§ CONSIGNES
**1.** Recopiez fidèlement le passage du texte sur le projet Eagle qui va de « La deuxième phase » jusqu'à « des fournisseurs potentiels. » inclus.
**2.** Répondez à ces questions d'après le texte sur le projet Eagle :
(a) Quel niveau de maturité technologique Eagle 2 vise-t-il, et pour quelle année ?
(b) Sur quel hélicoptère les essais en vol sont-ils en cours ?
(c) Que protègerait en particulier le dispositif baptisé R-SAS ?
**3.** Reprenez le texte sur le projet Eagle là où il s'arrête et poursuivez-le.

La deuxième phase du projet, Eagle 2, vise le niveau TRL 6 de maturité technologique en 2021. Les essais en vol sont en cours sur un Super Puma. La puissance de calcul est augmentée et l’ensemble est miniaturisé. « On pourra alors décider de lancer un programme », précise notre interlocuteur. Des discussions sont en cours avec des fournisseurs potentiels.
« Eagle pourra trouver une application sur chaque modèle d’Airbus Helicopters, pour tout type d’exploitant », poursuit Tomasz Kryszinki. Le programme Eagle a bénéficié de synergies avec la division Airbus Defence & Space, mais pas avec l’équipe en charge du projet ATTOL sur l’A350.
En parallèle, deux Lidar pourraient être ajoutés afin de détecter un obstacle lors de l’évolution près du sol à faible vitesse. Baptisé R-SAS, le dispositif protègerait en particulier le rotor anticouple. Eagle vise la facilité de pilotage, tandis que R-SAS va améliorer la perception de l’environnement par le pilote.

§ DONNÉES BRUTES
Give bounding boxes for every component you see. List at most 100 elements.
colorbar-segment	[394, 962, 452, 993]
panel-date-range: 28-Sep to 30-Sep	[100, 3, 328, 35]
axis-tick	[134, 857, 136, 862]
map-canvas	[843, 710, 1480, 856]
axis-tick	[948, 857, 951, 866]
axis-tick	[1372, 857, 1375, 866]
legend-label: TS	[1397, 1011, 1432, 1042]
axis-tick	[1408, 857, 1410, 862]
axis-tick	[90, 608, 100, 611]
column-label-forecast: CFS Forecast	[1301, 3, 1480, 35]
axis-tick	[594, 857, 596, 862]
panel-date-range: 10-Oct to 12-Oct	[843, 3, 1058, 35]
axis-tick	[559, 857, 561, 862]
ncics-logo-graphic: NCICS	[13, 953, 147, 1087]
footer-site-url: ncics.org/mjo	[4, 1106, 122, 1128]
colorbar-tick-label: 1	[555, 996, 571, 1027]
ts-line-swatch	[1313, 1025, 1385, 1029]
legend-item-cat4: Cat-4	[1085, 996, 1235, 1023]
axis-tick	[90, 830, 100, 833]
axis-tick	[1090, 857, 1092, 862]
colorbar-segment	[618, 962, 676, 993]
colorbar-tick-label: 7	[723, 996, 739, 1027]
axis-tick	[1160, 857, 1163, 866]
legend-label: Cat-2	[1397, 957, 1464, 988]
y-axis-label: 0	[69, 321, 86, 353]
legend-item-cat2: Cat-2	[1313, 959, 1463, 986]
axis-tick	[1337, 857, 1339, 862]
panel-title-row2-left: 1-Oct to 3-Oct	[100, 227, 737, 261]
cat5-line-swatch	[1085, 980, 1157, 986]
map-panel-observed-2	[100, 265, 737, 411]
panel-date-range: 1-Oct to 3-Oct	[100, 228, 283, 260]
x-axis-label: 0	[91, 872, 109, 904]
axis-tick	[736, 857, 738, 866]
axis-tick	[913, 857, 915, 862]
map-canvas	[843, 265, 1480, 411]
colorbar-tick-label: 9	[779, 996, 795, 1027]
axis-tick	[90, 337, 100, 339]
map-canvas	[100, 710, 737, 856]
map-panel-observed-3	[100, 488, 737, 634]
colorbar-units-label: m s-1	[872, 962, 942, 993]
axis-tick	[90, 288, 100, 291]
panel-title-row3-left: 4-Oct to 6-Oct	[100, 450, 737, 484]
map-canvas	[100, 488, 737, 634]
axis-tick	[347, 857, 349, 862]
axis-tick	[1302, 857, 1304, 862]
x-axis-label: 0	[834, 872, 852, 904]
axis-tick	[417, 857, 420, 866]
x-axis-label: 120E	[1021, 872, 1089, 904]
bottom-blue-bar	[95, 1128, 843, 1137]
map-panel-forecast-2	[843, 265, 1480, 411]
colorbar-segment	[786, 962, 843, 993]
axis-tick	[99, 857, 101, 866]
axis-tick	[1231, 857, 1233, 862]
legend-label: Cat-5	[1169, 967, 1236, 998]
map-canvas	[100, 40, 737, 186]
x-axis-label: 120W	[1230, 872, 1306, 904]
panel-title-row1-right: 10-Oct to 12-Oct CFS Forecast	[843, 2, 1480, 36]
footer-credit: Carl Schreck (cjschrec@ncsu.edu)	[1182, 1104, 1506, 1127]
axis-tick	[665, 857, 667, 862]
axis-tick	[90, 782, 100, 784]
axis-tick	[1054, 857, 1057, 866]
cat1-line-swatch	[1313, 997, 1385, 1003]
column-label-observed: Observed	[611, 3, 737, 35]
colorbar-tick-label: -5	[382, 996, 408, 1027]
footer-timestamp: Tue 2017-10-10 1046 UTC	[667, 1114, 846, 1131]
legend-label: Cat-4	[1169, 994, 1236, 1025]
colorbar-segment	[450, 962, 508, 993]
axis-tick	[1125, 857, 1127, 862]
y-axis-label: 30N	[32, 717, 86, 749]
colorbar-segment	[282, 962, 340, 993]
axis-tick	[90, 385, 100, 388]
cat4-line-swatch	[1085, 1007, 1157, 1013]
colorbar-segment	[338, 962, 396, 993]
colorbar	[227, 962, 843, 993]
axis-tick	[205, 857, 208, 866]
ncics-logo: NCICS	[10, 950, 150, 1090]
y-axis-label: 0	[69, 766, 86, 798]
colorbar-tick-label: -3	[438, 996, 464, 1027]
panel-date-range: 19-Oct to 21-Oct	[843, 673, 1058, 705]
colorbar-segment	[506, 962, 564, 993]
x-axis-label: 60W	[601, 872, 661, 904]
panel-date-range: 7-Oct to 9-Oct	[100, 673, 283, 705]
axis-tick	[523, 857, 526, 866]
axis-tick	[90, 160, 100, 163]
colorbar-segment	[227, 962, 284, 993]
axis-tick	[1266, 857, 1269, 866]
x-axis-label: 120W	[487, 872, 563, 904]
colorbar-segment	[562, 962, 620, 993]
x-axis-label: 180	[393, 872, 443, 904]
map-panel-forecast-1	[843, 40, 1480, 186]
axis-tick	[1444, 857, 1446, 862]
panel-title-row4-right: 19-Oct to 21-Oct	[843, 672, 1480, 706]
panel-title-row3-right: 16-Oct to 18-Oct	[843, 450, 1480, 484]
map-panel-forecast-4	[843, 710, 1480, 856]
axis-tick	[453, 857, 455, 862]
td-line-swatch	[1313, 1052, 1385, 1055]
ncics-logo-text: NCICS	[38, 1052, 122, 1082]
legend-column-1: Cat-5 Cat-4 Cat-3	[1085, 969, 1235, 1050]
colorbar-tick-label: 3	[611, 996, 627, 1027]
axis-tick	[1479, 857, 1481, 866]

§ RÉPONSES PAR TÂCHE
**1.**
La deuxième phase du projet, Eagle 2, vise le niveau TRL 6 de maturité technologique en 2021. Les essais en vol sont en cours sur un Super Puma. La puissance de calcul est augmentée et l’ensemble est miniaturisé. « On pourra alors décider de lancer un programme », précise notre interlocuteur. Des discussions sont en cours avec des fournisseurs potentiels.

**2.**
(a) Le niveau TRL 6, en 2021.
(b) Sur un Super Puma.
(c) Le rotor anticouple.

**3.**
Et Eagle est une brique technologique pour le CityAirbus, note Tomasz Kryszinki.
Le démonstrateur de combiné Racer, successeur du X3 du début des années 2010, voit son premier vol retardé de 2020 à septembre 2021. « Il s’agit d’optimiser le planning pour assurer la qualité des livrables, » selon le directeur de l’innovation.
Selon Brice Makinadjian, l’ingénieur en chef d’Airbus sur le Racer, le glissement à l’année prochaine trouve son origine dans deux sous-ensembles : la boîte de transmission principale (BTP) et l’arbre de transmission de puissance vers les hélices. L’assemblage final a néanmoins commencé.
Le principe d’un combiné : on ralentit le rotor en croisière, la portance est assurée à moitié par les ailes et les hélices sont responsables de la propulsion. Le X3 a montré que la formule est viable. Le Racer vise à prouver qu’elle peut remplir une mission.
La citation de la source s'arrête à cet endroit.